Note each line where "https" appears, and copy it.

+---+

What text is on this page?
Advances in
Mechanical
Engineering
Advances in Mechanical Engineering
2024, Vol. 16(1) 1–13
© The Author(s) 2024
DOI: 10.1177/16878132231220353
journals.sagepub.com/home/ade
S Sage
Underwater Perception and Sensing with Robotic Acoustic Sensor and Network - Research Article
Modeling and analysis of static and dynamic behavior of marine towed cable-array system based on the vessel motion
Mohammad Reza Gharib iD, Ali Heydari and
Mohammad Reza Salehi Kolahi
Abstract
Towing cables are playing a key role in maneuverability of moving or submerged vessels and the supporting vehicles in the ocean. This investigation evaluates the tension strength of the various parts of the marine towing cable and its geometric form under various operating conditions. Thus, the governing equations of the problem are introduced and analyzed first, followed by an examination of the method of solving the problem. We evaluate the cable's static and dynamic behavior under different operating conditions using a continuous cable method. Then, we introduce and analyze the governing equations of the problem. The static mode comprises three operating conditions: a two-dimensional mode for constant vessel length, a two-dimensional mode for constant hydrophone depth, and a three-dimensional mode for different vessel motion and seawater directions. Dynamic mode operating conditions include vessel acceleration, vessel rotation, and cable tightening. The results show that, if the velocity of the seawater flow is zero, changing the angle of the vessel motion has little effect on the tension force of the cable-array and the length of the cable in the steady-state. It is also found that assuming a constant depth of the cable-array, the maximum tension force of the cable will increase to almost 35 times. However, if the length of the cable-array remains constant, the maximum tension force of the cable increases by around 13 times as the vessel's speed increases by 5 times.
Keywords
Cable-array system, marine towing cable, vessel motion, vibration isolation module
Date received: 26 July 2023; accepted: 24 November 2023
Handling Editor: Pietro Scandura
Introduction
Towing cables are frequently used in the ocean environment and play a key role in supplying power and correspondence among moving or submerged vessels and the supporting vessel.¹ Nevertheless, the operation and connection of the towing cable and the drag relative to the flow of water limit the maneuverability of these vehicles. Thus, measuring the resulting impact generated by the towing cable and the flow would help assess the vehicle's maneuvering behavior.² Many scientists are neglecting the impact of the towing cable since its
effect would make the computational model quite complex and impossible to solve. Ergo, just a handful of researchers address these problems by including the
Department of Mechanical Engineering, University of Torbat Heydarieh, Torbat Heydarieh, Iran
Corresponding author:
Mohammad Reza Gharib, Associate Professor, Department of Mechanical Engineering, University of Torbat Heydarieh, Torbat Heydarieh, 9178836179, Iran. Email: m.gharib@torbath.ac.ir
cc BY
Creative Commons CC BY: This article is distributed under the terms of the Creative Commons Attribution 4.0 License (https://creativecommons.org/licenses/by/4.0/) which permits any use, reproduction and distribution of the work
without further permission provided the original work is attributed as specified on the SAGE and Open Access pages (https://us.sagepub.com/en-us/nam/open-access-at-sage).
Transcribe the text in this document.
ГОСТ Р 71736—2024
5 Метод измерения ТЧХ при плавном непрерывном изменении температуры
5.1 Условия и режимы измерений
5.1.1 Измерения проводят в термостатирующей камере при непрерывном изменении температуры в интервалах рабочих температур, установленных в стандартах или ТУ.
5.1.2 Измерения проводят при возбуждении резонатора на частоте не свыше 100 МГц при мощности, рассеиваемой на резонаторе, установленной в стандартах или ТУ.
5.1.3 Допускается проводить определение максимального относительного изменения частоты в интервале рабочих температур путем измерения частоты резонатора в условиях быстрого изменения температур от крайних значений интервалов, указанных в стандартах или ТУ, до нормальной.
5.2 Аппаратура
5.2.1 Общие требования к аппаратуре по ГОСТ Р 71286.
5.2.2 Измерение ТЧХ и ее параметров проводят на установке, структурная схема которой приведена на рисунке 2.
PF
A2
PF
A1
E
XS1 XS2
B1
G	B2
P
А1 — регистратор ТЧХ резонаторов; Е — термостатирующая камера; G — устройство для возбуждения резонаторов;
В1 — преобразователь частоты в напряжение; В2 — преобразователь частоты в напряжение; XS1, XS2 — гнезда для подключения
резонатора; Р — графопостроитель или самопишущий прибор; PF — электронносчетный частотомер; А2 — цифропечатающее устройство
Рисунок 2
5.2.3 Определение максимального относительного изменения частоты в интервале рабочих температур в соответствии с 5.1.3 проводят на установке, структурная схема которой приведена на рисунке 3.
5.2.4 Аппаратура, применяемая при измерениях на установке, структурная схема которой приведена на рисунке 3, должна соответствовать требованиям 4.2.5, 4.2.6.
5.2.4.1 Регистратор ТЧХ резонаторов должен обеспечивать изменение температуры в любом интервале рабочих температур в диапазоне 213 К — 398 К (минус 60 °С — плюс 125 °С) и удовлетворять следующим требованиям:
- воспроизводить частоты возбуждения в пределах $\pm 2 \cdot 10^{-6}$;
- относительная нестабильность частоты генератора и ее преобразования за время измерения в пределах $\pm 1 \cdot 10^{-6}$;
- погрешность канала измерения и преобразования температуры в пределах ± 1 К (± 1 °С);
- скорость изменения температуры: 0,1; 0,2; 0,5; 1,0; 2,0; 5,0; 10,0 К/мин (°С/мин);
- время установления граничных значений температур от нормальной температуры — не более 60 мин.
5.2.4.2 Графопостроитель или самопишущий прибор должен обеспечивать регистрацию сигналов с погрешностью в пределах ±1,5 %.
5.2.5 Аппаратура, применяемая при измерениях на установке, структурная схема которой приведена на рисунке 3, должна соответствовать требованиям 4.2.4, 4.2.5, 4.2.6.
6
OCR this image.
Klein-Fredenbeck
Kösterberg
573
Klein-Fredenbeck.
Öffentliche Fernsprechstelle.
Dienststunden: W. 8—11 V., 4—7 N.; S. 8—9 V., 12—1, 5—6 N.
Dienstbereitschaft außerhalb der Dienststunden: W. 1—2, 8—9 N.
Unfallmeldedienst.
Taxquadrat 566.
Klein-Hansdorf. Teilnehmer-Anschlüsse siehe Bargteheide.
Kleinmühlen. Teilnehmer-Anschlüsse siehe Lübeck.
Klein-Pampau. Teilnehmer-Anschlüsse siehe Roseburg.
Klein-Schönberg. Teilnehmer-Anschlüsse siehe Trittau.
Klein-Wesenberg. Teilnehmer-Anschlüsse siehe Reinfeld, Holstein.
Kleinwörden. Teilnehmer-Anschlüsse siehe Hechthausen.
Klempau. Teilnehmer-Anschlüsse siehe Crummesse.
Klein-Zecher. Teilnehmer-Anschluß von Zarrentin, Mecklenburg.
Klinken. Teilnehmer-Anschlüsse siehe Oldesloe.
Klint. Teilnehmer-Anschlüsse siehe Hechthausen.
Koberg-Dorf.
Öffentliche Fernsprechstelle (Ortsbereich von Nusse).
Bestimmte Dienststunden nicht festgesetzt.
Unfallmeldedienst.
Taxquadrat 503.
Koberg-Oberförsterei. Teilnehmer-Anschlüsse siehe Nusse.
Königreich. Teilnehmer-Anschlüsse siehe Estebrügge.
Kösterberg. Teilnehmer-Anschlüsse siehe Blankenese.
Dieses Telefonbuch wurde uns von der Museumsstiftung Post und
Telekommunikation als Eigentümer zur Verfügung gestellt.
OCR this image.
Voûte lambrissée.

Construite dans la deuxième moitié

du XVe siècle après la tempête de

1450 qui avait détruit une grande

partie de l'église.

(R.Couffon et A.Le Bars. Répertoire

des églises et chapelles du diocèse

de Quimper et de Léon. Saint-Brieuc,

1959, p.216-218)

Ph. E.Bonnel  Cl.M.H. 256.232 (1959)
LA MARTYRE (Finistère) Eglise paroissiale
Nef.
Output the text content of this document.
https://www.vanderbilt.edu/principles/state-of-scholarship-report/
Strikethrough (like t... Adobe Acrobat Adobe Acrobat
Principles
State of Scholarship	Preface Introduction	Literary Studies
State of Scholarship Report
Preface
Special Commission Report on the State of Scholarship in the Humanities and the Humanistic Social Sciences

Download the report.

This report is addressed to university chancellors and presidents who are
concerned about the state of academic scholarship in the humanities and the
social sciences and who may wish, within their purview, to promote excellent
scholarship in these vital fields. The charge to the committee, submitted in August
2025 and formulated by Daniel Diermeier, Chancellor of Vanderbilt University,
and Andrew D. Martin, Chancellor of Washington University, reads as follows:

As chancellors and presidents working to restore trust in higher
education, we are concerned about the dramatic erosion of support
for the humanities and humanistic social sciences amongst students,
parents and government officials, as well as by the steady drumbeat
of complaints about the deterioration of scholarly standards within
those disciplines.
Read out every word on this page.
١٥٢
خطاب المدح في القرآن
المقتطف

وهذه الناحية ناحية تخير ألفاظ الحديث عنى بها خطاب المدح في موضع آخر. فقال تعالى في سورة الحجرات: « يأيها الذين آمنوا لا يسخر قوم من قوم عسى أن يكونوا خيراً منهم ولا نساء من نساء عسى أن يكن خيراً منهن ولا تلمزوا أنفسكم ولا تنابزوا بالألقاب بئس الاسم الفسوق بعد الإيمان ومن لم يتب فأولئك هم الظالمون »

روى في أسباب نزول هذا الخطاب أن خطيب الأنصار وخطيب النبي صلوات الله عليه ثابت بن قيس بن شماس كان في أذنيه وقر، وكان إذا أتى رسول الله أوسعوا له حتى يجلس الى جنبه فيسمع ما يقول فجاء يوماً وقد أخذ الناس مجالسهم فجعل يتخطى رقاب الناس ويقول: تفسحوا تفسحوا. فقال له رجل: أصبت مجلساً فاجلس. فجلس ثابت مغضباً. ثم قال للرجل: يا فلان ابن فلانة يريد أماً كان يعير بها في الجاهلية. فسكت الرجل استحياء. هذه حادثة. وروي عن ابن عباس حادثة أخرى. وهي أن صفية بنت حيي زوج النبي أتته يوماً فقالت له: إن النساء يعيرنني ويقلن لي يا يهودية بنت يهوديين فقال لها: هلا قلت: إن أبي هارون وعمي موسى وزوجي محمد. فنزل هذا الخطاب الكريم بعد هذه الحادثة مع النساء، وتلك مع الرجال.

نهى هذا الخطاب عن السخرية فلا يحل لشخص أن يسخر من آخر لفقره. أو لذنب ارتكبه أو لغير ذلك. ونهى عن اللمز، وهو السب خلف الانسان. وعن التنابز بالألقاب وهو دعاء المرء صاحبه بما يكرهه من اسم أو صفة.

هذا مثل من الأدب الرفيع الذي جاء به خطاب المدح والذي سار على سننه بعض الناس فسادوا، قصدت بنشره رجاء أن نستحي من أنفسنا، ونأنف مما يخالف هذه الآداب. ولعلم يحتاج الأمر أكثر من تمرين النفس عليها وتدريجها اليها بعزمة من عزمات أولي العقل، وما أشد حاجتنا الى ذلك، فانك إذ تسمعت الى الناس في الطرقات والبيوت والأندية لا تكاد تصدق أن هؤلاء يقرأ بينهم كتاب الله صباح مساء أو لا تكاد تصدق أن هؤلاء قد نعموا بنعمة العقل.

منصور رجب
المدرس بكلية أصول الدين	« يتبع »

+---+

Exercise output
Creative Commons CC BY: This article is distributed under the terms of the Creative Commons Attribution 4.0 License (https://creativecommons.org/licenses/by/4.0/) which permits any use, reproduction and distribution of the work
without further permission provided the original work is attributed as specified on the SAGE and Open Access pages (https://us.sagepub.com/en-us/nam/open-access-at-sage).
https://www.vanderbilt.edu/principles/state-of-scholarship-report/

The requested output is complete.